> GOAL
Records follow. Select each line holding "Collections".

━━━━━ INPUT ROWS

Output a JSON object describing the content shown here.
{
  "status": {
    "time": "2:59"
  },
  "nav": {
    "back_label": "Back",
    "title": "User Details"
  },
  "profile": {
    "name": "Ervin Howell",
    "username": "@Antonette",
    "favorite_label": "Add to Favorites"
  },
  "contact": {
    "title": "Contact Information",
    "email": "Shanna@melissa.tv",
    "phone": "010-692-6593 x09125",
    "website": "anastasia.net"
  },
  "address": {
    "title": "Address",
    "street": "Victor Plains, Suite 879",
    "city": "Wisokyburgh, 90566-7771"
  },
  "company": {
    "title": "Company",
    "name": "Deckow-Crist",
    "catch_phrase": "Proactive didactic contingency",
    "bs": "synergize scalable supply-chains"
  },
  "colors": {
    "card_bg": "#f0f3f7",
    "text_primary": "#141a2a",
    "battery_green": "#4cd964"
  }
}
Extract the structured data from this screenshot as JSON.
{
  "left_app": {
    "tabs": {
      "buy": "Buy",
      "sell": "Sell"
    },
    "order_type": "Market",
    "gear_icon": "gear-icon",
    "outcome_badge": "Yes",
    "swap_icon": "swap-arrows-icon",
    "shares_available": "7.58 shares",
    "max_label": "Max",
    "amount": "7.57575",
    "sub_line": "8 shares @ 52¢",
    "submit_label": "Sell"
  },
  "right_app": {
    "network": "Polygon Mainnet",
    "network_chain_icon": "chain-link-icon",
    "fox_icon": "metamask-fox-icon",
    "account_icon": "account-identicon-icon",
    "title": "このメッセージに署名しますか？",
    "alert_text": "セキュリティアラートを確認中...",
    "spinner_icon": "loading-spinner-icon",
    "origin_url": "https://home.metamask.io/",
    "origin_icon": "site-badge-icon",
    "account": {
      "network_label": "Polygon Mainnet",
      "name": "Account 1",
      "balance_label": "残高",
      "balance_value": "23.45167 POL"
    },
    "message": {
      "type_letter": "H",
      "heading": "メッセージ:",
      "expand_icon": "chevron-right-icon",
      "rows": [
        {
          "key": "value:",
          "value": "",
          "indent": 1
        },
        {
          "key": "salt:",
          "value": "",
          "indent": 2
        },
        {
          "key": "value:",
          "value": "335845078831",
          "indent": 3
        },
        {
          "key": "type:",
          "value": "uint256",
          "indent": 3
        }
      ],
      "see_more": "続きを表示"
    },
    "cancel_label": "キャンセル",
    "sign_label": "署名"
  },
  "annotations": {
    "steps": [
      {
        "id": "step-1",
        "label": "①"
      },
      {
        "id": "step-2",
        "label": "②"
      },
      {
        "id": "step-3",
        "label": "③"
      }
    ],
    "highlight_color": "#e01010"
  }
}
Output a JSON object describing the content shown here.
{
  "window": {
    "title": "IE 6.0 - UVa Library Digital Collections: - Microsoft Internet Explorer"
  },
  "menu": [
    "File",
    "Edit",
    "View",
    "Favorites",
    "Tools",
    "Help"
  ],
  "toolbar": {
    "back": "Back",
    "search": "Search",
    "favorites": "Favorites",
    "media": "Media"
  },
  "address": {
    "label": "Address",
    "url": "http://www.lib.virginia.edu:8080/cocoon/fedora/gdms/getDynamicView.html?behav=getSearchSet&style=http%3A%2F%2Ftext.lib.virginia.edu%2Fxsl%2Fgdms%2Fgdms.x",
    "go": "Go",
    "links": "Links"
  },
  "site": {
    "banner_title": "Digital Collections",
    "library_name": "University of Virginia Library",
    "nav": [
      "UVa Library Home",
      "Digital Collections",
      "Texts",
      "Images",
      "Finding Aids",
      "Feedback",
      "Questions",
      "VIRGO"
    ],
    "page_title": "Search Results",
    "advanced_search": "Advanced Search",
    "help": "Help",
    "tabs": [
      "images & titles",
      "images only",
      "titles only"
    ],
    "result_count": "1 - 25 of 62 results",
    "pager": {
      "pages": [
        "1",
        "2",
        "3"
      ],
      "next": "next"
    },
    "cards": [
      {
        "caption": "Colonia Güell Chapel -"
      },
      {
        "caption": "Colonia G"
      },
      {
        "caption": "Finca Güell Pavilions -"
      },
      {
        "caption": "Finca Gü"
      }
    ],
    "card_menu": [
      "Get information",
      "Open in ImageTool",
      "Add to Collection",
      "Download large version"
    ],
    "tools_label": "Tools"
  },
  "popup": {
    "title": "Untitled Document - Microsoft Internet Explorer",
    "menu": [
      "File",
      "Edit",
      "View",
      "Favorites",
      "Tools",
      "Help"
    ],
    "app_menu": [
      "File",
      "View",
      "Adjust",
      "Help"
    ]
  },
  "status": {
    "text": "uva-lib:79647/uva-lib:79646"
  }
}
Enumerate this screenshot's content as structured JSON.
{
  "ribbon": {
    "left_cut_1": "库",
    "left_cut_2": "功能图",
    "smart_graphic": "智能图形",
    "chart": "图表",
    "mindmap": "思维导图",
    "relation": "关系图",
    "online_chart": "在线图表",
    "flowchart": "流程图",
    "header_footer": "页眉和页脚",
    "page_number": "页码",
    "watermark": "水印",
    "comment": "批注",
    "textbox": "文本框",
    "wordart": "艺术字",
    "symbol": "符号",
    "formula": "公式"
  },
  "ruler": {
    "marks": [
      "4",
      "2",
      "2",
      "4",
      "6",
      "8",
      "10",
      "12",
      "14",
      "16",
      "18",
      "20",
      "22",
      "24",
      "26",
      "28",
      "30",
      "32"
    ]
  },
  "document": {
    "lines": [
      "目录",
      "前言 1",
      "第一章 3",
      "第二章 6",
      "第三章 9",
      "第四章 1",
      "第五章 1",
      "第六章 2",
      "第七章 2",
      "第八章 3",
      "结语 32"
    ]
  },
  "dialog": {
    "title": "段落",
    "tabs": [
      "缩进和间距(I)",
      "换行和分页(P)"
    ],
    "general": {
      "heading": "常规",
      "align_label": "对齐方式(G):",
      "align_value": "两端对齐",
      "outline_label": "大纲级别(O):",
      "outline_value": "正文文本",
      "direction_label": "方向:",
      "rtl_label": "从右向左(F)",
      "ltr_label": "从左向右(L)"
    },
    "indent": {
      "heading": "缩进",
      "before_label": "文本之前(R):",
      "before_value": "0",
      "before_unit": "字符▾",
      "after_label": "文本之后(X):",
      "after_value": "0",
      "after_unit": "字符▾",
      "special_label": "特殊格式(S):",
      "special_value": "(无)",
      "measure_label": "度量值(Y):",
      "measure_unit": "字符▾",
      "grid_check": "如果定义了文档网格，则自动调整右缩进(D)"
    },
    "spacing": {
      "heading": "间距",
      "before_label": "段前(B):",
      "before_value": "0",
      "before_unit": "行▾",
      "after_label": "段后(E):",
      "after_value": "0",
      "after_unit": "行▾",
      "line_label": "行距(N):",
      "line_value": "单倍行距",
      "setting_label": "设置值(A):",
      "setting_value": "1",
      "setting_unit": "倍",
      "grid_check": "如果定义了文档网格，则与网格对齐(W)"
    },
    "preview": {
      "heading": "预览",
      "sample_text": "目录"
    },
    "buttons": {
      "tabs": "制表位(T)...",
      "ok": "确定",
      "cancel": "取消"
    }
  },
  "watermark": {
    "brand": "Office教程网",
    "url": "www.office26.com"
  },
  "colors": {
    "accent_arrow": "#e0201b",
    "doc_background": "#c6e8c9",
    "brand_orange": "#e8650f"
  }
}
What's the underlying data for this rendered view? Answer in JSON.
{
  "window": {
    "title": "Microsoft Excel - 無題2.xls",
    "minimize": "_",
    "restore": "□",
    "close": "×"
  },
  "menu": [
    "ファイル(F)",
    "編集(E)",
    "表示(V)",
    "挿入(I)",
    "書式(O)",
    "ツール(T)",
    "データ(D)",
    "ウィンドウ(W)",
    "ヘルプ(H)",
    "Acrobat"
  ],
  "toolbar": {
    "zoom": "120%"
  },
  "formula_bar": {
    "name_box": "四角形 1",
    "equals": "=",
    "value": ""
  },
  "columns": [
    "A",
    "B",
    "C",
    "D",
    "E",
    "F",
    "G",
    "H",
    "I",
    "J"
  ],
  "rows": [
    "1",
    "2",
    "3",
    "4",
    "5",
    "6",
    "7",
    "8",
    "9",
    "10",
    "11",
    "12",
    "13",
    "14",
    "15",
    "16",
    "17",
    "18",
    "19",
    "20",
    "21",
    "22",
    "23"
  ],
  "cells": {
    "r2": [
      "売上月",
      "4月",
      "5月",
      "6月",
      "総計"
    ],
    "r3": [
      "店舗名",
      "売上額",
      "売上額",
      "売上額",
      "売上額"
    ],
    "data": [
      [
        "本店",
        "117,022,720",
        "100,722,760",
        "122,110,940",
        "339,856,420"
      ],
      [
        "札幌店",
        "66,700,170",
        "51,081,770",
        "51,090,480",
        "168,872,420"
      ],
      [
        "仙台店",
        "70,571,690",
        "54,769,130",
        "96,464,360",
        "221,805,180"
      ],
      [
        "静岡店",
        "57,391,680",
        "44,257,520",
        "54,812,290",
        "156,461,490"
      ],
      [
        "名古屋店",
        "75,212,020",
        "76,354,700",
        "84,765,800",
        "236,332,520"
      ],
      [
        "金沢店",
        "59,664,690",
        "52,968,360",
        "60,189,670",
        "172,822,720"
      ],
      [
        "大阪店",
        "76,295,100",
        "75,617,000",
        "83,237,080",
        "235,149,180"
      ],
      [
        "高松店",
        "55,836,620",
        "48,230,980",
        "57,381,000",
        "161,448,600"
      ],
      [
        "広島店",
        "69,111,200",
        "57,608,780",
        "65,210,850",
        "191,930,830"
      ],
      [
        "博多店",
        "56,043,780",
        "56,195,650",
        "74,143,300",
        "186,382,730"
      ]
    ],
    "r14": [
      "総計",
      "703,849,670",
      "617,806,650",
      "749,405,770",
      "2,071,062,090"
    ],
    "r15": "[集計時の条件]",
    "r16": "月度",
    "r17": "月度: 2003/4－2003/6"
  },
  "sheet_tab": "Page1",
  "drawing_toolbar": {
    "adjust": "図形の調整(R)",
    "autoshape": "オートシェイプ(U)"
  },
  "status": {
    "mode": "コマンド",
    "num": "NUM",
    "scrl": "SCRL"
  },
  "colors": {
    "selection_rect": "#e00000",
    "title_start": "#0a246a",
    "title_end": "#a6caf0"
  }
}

━━━━━━━━━━

> COMPLETED EXERCISE
    "title": "IE 6.0 - UVa Library Digital Collections: - Microsoft Internet Explorer"
    "banner_title": "Digital Collections",
      "Digital Collections",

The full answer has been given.